WHAT YOU HAVE TO DO => List all lines of the data containing the word "text".
--- Start of DATA PROVIDED ---
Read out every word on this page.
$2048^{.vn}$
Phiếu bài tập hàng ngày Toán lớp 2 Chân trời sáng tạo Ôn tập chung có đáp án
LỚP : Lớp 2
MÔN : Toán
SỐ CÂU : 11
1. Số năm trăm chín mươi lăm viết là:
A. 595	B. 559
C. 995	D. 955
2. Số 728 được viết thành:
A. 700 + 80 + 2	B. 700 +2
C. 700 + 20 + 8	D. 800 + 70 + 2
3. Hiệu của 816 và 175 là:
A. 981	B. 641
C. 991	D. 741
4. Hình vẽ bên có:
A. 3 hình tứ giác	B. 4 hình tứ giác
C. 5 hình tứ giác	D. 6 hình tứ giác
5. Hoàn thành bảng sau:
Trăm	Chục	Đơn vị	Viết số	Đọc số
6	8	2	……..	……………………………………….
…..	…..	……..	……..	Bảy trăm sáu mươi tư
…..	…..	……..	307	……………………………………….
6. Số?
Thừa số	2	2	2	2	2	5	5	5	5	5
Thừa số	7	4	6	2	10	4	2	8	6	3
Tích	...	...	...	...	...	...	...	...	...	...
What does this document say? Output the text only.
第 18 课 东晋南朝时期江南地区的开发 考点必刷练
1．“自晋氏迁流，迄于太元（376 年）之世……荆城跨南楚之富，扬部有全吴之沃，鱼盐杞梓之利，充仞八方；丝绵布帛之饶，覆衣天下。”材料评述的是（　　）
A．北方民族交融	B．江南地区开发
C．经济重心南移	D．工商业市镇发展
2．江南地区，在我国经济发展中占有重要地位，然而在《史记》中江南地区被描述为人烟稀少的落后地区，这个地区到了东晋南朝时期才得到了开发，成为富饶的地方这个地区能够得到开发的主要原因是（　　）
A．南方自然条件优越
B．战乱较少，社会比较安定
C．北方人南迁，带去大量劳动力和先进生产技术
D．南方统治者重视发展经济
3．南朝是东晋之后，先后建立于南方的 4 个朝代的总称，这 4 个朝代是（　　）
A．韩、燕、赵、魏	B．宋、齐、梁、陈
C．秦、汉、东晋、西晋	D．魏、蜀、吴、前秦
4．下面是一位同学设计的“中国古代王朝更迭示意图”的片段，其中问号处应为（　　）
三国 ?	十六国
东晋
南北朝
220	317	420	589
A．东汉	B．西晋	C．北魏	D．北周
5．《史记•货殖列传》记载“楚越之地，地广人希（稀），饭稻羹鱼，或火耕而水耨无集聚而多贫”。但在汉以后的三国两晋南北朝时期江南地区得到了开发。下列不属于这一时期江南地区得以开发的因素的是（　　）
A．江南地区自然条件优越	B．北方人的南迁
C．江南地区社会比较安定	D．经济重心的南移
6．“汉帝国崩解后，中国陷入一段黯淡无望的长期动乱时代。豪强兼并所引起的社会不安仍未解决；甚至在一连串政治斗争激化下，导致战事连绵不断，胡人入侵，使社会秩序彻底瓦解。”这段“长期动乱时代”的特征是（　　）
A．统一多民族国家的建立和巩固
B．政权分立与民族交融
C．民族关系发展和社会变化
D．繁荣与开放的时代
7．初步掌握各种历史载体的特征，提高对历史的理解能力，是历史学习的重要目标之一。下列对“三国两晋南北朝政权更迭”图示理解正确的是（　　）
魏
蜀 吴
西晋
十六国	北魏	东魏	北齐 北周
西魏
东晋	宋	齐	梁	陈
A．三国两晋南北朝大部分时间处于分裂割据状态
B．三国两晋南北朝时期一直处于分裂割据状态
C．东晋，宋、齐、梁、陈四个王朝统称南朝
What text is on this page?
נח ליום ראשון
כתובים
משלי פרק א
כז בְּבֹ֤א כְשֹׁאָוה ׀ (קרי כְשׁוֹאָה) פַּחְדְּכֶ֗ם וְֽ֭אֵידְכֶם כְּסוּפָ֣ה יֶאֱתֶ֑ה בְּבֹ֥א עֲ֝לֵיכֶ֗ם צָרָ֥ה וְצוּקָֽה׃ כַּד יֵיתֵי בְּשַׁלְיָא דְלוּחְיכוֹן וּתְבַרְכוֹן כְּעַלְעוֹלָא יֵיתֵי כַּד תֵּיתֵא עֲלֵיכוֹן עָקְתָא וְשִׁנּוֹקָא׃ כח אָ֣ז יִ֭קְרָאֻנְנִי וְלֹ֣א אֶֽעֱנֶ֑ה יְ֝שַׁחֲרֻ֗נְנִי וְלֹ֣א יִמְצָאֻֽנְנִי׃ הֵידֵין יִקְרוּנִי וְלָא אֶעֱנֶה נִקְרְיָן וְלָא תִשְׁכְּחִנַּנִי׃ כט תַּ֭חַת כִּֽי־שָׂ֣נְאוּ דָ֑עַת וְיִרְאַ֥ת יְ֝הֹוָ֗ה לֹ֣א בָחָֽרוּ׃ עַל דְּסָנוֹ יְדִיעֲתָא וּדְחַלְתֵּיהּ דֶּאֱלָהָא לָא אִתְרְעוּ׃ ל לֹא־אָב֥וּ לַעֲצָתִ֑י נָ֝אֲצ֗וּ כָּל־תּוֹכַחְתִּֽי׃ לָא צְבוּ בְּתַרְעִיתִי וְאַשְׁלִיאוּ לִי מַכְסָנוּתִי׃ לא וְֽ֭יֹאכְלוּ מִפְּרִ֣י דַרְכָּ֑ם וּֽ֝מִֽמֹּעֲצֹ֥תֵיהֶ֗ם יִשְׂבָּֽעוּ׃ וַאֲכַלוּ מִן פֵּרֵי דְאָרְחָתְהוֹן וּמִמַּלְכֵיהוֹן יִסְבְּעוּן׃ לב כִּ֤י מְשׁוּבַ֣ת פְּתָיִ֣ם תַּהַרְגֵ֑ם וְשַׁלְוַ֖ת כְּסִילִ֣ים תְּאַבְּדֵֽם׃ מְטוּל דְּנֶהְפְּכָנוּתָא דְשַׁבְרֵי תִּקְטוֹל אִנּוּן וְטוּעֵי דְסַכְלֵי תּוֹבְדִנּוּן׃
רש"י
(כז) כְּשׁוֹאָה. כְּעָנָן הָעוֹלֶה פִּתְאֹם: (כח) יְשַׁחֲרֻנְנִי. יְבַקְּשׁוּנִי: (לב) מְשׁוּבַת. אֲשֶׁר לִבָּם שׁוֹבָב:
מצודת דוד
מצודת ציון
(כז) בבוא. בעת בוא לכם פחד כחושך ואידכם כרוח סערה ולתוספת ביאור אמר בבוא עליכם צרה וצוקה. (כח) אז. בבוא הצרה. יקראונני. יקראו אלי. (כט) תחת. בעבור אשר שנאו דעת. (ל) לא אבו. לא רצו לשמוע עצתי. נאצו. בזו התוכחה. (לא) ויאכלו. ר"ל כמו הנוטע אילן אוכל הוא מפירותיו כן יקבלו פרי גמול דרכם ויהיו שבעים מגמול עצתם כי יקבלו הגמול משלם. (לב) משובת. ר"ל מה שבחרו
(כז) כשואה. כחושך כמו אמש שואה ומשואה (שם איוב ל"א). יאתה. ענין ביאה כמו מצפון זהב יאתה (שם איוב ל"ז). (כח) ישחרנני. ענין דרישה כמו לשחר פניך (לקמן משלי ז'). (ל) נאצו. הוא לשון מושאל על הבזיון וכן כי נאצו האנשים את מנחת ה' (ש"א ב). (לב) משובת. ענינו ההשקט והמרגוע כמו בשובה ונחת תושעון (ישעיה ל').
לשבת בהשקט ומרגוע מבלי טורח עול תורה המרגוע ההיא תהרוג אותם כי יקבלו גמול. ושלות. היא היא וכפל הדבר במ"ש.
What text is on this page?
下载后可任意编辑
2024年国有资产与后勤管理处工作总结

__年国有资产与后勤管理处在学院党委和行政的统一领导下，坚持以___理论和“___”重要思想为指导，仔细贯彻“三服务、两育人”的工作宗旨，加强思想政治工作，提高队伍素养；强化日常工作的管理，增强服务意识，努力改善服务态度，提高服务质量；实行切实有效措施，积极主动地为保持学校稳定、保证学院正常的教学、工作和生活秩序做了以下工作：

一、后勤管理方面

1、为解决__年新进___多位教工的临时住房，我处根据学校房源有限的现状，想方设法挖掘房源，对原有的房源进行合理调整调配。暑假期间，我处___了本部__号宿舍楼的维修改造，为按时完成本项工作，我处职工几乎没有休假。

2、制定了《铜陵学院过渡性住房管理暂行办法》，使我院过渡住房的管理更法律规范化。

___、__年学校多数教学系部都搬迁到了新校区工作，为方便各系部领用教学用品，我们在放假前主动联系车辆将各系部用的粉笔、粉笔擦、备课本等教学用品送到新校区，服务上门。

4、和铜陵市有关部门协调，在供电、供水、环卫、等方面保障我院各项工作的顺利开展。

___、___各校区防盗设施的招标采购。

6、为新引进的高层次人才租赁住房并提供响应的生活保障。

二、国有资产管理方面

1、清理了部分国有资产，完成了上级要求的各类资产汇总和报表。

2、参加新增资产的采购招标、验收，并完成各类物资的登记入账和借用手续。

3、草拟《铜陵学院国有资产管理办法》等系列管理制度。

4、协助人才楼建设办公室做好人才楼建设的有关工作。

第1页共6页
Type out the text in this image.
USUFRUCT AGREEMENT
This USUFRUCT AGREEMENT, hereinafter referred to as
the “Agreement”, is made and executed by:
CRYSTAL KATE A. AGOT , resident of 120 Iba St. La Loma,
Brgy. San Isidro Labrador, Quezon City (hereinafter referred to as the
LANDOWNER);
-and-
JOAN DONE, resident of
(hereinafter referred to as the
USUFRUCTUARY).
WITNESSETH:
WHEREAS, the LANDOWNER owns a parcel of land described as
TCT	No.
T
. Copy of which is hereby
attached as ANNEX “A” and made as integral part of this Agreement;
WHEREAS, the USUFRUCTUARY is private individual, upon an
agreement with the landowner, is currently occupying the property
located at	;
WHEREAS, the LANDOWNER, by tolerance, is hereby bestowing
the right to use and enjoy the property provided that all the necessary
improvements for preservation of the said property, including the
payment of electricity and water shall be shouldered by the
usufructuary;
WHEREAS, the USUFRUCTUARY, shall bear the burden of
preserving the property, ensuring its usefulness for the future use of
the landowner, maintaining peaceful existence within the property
--- End of DATA PROVIDED ---
THE COMPLETED TASK =>
What does this document say? Output the text only.
What text is on this page?
What text is on this page?
Type out the text in this image.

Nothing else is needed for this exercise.